─── DATASET RECORDS ───

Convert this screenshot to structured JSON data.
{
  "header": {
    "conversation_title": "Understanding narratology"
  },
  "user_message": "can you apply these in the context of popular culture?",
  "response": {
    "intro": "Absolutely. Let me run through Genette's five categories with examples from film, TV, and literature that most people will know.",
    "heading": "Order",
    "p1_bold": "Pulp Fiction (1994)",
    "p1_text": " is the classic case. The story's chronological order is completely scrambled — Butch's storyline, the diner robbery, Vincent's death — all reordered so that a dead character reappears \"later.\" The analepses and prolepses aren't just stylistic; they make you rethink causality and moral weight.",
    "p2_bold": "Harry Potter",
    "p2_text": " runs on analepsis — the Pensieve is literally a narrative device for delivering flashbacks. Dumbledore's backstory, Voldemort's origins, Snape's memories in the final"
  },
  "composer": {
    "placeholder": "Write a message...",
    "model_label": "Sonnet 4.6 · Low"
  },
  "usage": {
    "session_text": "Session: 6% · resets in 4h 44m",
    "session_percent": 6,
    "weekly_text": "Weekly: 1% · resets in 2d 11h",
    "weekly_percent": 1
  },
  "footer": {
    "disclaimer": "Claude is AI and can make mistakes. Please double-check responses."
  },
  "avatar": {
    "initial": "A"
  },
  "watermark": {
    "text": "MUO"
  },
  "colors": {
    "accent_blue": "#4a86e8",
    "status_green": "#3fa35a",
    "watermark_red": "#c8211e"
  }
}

───

--- DIRECTION ---
Write out every line exactly as it stands.

--- ANSWER FOR THE TASK ---
Convert this screenshot to structured JSON data.
{
  "header": {
    "conversation_title": "Understanding narratology"
  },
  "user_message": "can you apply these in the context of popular culture?",
  "response": {
    "intro": "Absolutely. Let me run through Genette's five categories with examples from film, TV, and literature that most people will know.",
    "heading": "Order",
    "p1_bold": "Pulp Fiction (1994)",
    "p1_text": " is the classic case. The story's chronological order is completely scrambled — Butch's storyline, the diner robbery, Vincent's death — all reordered so that a dead character reappears \"later.\" The analepses and prolepses aren't just stylistic; they make you rethink causality and moral weight.",
    "p2_bold": "Harry Potter",
    "p2_text": " runs on analepsis — the Pensieve is literally a narrative device for delivering flashbacks. Dumbledore's backstory, Voldemort's origins, Snape's memories in the final"
  },
  "composer": {
    "placeholder": "Write a message...",
    "model_label": "Sonnet 4.6 · Low"
  },
  "usage": {
    "session_text": "Session: 6% · resets in 4h 44m",
    "session_percent": 6,
    "weekly_text": "Weekly: 1% · resets in 2d 11h",
    "weekly_percent": 1
  },
  "footer": {
    "disclaimer": "Claude is AI and can make mistakes. Please double-check responses."
  },
  "avatar": {
    "initial": "A"
  },
  "watermark": {
    "text": "MUO"
  },
  "colors": {
    "accent_blue": "#4a86e8",
    "status_green": "#3fa35a",
    "watermark_red": "#c8211e"
  }
}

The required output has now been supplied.